>>>
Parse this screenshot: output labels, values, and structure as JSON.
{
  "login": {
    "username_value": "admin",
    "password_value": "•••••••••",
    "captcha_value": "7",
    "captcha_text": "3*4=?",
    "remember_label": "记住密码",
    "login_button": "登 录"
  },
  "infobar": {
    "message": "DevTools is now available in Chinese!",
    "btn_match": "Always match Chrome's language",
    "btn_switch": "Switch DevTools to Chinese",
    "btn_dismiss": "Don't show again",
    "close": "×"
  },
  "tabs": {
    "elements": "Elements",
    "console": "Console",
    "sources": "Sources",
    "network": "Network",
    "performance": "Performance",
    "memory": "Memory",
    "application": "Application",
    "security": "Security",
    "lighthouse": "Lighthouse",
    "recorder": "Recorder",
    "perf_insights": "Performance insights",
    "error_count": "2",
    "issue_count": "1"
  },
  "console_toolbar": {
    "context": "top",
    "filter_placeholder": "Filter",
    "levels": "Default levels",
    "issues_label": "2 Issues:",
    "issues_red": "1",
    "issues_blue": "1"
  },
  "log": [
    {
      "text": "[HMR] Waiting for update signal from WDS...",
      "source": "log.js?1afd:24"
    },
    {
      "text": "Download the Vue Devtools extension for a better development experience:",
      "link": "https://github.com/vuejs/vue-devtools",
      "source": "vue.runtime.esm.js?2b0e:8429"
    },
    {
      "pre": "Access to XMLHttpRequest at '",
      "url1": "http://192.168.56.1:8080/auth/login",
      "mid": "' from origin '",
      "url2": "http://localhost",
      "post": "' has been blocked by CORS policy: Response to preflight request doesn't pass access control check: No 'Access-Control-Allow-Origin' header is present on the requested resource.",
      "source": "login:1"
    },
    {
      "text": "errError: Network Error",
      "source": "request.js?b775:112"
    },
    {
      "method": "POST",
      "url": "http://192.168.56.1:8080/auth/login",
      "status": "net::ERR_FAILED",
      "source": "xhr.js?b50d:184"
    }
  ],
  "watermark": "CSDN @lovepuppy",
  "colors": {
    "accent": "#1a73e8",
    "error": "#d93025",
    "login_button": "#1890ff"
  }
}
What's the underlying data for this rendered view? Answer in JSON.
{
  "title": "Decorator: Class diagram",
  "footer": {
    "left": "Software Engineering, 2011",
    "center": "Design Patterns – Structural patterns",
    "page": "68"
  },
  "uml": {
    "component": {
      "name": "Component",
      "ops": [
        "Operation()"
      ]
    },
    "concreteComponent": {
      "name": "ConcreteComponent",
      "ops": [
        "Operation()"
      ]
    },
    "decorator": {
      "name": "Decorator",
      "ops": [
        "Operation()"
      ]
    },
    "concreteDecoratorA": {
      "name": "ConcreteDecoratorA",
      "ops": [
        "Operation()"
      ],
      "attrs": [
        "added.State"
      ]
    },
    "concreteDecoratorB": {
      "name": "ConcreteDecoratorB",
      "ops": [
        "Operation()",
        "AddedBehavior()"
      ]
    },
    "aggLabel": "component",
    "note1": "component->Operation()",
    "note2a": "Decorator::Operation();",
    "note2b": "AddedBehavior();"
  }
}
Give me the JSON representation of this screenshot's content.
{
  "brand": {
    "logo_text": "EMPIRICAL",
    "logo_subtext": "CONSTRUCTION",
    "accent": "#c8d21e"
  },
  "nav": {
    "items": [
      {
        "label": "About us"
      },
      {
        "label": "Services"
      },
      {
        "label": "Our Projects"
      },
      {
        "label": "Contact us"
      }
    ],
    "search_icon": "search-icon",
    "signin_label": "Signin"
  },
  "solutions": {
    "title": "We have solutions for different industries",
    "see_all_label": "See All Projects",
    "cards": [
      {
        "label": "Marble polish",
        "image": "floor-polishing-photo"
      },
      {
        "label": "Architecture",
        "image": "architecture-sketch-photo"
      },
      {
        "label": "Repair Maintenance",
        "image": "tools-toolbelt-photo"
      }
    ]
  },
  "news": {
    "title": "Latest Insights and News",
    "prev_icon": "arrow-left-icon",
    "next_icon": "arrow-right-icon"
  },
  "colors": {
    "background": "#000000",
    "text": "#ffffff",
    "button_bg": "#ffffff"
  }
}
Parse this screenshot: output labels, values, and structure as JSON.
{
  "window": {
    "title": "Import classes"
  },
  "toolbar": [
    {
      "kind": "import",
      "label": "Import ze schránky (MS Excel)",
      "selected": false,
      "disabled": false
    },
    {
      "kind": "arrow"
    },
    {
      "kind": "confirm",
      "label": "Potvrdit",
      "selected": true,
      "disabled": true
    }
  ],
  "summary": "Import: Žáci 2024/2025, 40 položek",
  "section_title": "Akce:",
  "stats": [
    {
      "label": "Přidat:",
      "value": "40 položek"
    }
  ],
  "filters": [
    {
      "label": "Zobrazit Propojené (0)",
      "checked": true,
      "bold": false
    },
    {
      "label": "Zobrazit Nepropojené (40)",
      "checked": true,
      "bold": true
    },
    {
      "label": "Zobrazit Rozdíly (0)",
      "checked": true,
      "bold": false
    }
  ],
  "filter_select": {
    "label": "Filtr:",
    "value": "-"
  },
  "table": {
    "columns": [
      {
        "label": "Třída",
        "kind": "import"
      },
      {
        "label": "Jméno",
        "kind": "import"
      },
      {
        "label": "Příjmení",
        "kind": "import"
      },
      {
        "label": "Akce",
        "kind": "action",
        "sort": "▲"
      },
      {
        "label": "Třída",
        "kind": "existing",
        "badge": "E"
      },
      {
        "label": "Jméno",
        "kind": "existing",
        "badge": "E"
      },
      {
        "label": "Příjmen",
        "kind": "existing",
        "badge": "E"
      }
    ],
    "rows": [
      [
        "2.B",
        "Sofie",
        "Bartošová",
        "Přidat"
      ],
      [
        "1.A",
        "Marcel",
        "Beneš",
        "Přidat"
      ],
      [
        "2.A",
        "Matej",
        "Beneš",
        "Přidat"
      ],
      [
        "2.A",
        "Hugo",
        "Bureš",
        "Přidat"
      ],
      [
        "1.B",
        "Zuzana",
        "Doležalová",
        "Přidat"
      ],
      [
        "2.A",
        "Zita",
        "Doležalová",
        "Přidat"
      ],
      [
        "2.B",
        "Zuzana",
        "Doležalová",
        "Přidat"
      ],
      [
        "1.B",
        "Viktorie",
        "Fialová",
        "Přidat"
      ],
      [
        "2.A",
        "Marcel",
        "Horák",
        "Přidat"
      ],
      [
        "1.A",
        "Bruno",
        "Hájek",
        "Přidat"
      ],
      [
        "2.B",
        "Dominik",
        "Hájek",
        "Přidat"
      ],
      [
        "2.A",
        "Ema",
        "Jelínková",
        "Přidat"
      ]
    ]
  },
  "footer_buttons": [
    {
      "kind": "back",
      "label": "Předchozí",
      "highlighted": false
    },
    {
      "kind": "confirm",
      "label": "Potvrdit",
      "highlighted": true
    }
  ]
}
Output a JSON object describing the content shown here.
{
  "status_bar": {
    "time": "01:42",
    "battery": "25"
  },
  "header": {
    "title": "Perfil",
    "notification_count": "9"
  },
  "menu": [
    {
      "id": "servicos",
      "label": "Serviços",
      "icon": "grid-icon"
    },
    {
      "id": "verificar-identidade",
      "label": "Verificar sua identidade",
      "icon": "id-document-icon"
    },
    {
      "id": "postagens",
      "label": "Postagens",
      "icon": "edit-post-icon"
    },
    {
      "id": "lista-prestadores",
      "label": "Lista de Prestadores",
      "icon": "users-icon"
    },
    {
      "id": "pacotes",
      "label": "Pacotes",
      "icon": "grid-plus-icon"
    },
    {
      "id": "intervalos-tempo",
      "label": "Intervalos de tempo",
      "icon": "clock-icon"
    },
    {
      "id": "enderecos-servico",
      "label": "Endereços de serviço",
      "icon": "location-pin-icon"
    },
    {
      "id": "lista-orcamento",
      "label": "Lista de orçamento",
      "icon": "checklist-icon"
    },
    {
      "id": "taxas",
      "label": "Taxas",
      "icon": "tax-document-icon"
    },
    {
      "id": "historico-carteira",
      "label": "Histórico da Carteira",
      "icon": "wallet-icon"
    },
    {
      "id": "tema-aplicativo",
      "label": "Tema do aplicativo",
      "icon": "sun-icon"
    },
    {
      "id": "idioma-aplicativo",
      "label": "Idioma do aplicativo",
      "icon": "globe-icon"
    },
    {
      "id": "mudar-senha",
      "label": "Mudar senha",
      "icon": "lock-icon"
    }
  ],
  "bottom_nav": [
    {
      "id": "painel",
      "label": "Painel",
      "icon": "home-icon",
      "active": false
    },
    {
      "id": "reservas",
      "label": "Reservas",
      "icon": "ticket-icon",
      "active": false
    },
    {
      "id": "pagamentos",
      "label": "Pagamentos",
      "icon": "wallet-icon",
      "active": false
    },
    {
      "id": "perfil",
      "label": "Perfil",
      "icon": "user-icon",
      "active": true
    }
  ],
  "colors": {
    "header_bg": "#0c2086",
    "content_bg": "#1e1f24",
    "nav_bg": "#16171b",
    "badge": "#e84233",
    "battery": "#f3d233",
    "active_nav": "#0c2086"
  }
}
<<<
Exercise prompt
Scan the entries above and work out how many lines include the word "image"; the reply is that number alone.

Correct result
3